[Data entries]
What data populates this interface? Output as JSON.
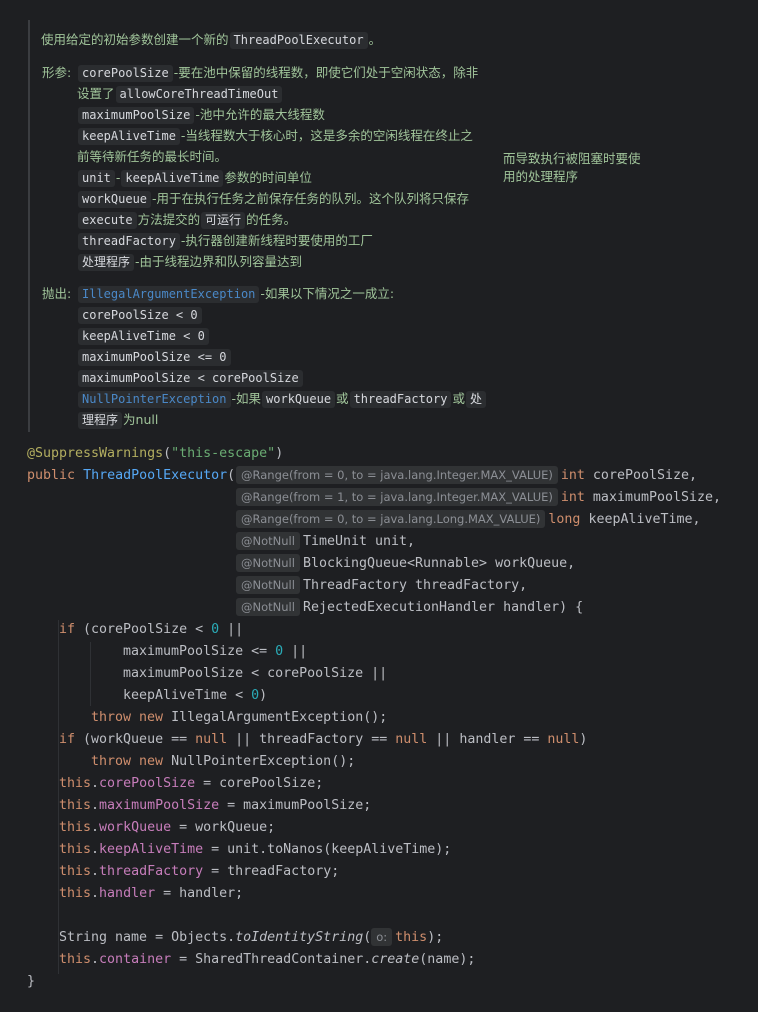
{
  "doc": {
    "intro_prefix": "使用给定的初始参数创建一个新的",
    "intro_chip": "ThreadPoolExecutor",
    "intro_suffix": "。",
    "params_label": "形参:",
    "p1_chip": "corePoolSize",
    "p1_text": "-要在池中保留的线程数，即使它们处于空闲状态，除非",
    "p1b_prefix": "设置了",
    "p1b_chip": "allowCoreThreadTimeOut",
    "p2_chip": "maximumPoolSize",
    "p2_text": "-池中允许的最大线程数",
    "p3_chip": "keepAliveTime",
    "p3_text": "-当线程数大于核心时，这是多余的空闲线程在终止之",
    "p3b_text": "前等待新任务的最长时间。",
    "side_note_1": "而导致执行被阻塞时要使",
    "side_note_2": "用的处理程序",
    "p4_chip1": "unit",
    "p4_sep": "-",
    "p4_chip2": "keepAliveTime",
    "p4_text": "参数的时间单位",
    "p5_chip": "workQueue",
    "p5_text": "-用于在执行任务之前保存任务的队列。这个队列将只保存",
    "p5b_chip1": "execute",
    "p5b_text1": "方法提交的",
    "p5b_chip2": "可运行",
    "p5b_text2": "的任务。",
    "p6_chip": "threadFactory",
    "p6_text": "-执行器创建新线程时要使用的工厂",
    "p7_chip": "处理程序",
    "p7_text": "-由于线程边界和队列容量达到",
    "throws_label": "抛出:",
    "t1_chip": "IllegalArgumentException",
    "t1_text": "-如果以下情况之一成立:",
    "t1_c1": "corePoolSize < 0",
    "t1_c2": "keepAliveTime < 0",
    "t1_c3": "maximumPoolSize <= 0",
    "t1_c4": "maximumPoolSize < corePoolSize",
    "t2_chip": "NullPointerException",
    "t2_text1": "-如果",
    "t2_chip2": "workQueue",
    "t2_or1": "或",
    "t2_chip3": "threadFactory",
    "t2_or2": "或",
    "t2_chip4": "处",
    "t2b_chip": "理程序",
    "t2b_text": "为null"
  },
  "code": {
    "l1_ann": "@SuppressWarnings",
    "l1_paren_open": "(",
    "l1_str": "\"this-escape\"",
    "l1_paren_close": ")",
    "l2_kw": "public",
    "l2_name": "ThreadPoolExecutor",
    "l2_open": "(",
    "l2_hint": "@Range(from = 0, to = java.lang.Integer.MAX_VALUE)",
    "l2_type": "int",
    "l2_param": " corePoolSize,",
    "l3_hint": "@Range(from = 1, to = java.lang.Integer.MAX_VALUE)",
    "l3_type": "int",
    "l3_param": " maximumPoolSize,",
    "l4_hint": "@Range(from = 0, to = java.lang.Long.MAX_VALUE)",
    "l4_type": "long",
    "l4_param": " keepAliveTime,",
    "l5_hint": "@NotNull",
    "l5_param": "TimeUnit unit,",
    "l6_hint": "@NotNull",
    "l6_param": "BlockingQueue<Runnable> workQueue,",
    "l7_hint": "@NotNull",
    "l7_param": "ThreadFactory threadFactory,",
    "l8_hint": "@NotNull",
    "l8_param": "RejectedExecutionHandler handler) {",
    "l9_kw": "if",
    "l9_a": " (corePoolSize < ",
    "l9_num": "0",
    "l9_b": " ||",
    "l10_a": "maximumPoolSize <= ",
    "l10_num": "0",
    "l10_b": " ||",
    "l11": "maximumPoolSize < corePoolSize ||",
    "l12_a": "keepAliveTime < ",
    "l12_num": "0",
    "l12_b": ")",
    "l13_kw1": "throw",
    "l13_kw2": "new",
    "l13_rest": " IllegalArgumentException();",
    "l14_kw": "if",
    "l14_a": " (workQueue == ",
    "l14_null1": "null",
    "l14_b": " || threadFactory == ",
    "l14_null2": "null",
    "l14_c": " || handler == ",
    "l14_null3": "null",
    "l14_d": ")",
    "l15_kw1": "throw",
    "l15_kw2": "new",
    "l15_rest": " NullPointerException();",
    "this_kw": "this",
    "l16_field": "corePoolSize",
    "l16_rest": " = corePoolSize;",
    "l17_field": "maximumPoolSize",
    "l17_rest": " = maximumPoolSize;",
    "l18_field": "workQueue",
    "l18_rest": " = workQueue;",
    "l19_field": "keepAliveTime",
    "l19_rest": " = unit.toNanos(keepAliveTime);",
    "l20_field": "threadFactory",
    "l20_rest": " = threadFactory;",
    "l21_field": "handler",
    "l21_rest": " = handler;",
    "l22_a": "String name = Objects.",
    "l22_method": "toIdentityString",
    "l22_open": "(",
    "l22_hint": "o:",
    "l22_this": "this",
    "l22_close": ");",
    "l23_field": "container",
    "l23_a": " = SharedThreadContainer.",
    "l23_method": "create",
    "l23_b": "(name);",
    "l24": "}"
  },
  "colors": {
    "background": "#1e1f22",
    "doc_text": "#5f9e6b",
    "keyword": "#cf8e6d",
    "field": "#c77dbb",
    "number": "#2aacb8",
    "string": "#6aab73",
    "annotation": "#b3ae60",
    "method_decl": "#56a8f5"
  }
}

WHAT YOU NEED TO DO:
Each entry must be retyped word for word, with every image omitted.

COMPLETE RESPONSE:
What data populates this interface? Output as JSON.
{
  "doc": {
    "intro_prefix": "使用给定的初始参数创建一个新的",
    "intro_chip": "ThreadPoolExecutor",
    "intro_suffix": "。",
    "params_label": "形参:",
    "p1_chip": "corePoolSize",
    "p1_text": "-要在池中保留的线程数，即使它们处于空闲状态，除非",
    "p1b_prefix": "设置了",
    "p1b_chip": "allowCoreThreadTimeOut",
    "p2_chip": "maximumPoolSize",
    "p2_text": "-池中允许的最大线程数",
    "p3_chip": "keepAliveTime",
    "p3_text": "-当线程数大于核心时，这是多余的空闲线程在终止之",
    "p3b_text": "前等待新任务的最长时间。",
    "side_note_1": "而导致执行被阻塞时要使",
    "side_note_2": "用的处理程序",
    "p4_chip1": "unit",
    "p4_sep": "-",
    "p4_chip2": "keepAliveTime",
    "p4_text": "参数的时间单位",
    "p5_chip": "workQueue",
    "p5_text": "-用于在执行任务之前保存任务的队列。这个队列将只保存",
    "p5b_chip1": "execute",
    "p5b_text1": "方法提交的",
    "p5b_chip2": "可运行",
    "p5b_text2": "的任务。",
    "p6_chip": "threadFactory",
    "p6_text": "-执行器创建新线程时要使用的工厂",
    "p7_chip": "处理程序",
    "p7_text": "-由于线程边界和队列容量达到",
    "throws_label": "抛出:",
    "t1_chip": "IllegalArgumentException",
    "t1_text": "-如果以下情况之一成立:",
    "t1_c1": "corePoolSize < 0",
    "t1_c2": "keepAliveTime < 0",
    "t1_c3": "maximumPoolSize <= 0",
    "t1_c4": "maximumPoolSize < corePoolSize",
    "t2_chip": "NullPointerException",
    "t2_text1": "-如果",
    "t2_chip2": "workQueue",
    "t2_or1": "或",
    "t2_chip3": "threadFactory",
    "t2_or2": "或",
    "t2_chip4": "处",
    "t2b_chip": "理程序",
    "t2b_text": "为null"
  },
  "code": {
    "l1_ann": "@SuppressWarnings",
    "l1_paren_open": "(",
    "l1_str": "\"this-escape\"",
    "l1_paren_close": ")",
    "l2_kw": "public",
    "l2_name": "ThreadPoolExecutor",
    "l2_open": "(",
    "l2_hint": "@Range(from = 0, to = java.lang.Integer.MAX_VALUE)",
    "l2_type": "int",
    "l2_param": " corePoolSize,",
    "l3_hint": "@Range(from = 1, to = java.lang.Integer.MAX_VALUE)",
    "l3_type": "int",
    "l3_param": " maximumPoolSize,",
    "l4_hint": "@Range(from = 0, to = java.lang.Long.MAX_VALUE)",
    "l4_type": "long",
    "l4_param": " keepAliveTime,",
    "l5_hint": "@NotNull",
    "l5_param": "TimeUnit unit,",
    "l6_hint": "@NotNull",
    "l6_param": "BlockingQueue<Runnable> workQueue,",
    "l7_hint": "@NotNull",
    "l7_param": "ThreadFactory threadFactory,",
    "l8_hint": "@NotNull",
    "l8_param": "RejectedExecutionHandler handler) {",
    "l9_kw": "if",
    "l9_a": " (corePoolSize < ",
    "l9_num": "0",
    "l9_b": " ||",
    "l10_a": "maximumPoolSize <= ",
    "l10_num": "0",
    "l10_b": " ||",
    "l11": "maximumPoolSize < corePoolSize ||",
    "l12_a": "keepAliveTime < ",
    "l12_num": "0",
    "l12_b": ")",
    "l13_kw1": "throw",
    "l13_kw2": "new",
    "l13_rest": " IllegalArgumentException();",
    "l14_kw": "if",
    "l14_a": " (workQueue == ",
    "l14_null1": "null",
    "l14_b": " || threadFactory == ",
    "l14_null2": "null",
    "l14_c": " || handler == ",
    "l14_null3": "null",
    "l14_d": ")",
    "l15_kw1": "throw",
    "l15_kw2": "new",
    "l15_rest": " NullPointerException();",
    "this_kw": "this",
    "l16_field": "corePoolSize",
    "l16_rest": " = corePoolSize;",
    "l17_field": "maximumPoolSize",
    "l17_rest": " = maximumPoolSize;",
    "l18_field": "workQueue",
    "l18_rest": " = workQueue;",
    "l19_field": "keepAliveTime",
    "l19_rest": " = unit.toNanos(keepAliveTime);",
    "l20_field": "threadFactory",
    "l20_rest": " = threadFactory;",
    "l21_field": "handler",
    "l21_rest": " = handler;",
    "l22_a": "String name = Objects.",
    "l22_method": "toIdentityString",
    "l22_open": "(",
    "l22_hint": "o:",
    "l22_this": "this",
    "l22_close": ");",
    "l23_field": "container",
    "l23_a": " = SharedThreadContainer.",
    "l23_method": "create",
    "l23_b": "(name);",
    "l24": "}"
  },
  "colors": {
    "background": "#1e1f22",
    "doc_text": "#5f9e6b",
    "keyword": "#cf8e6d",
    "field": "#c77dbb",
    "number": "#2aacb8",
    "string": "#6aab73",
    "annotation": "#b3ae60",
    "method_decl": "#56a8f5"
  }
}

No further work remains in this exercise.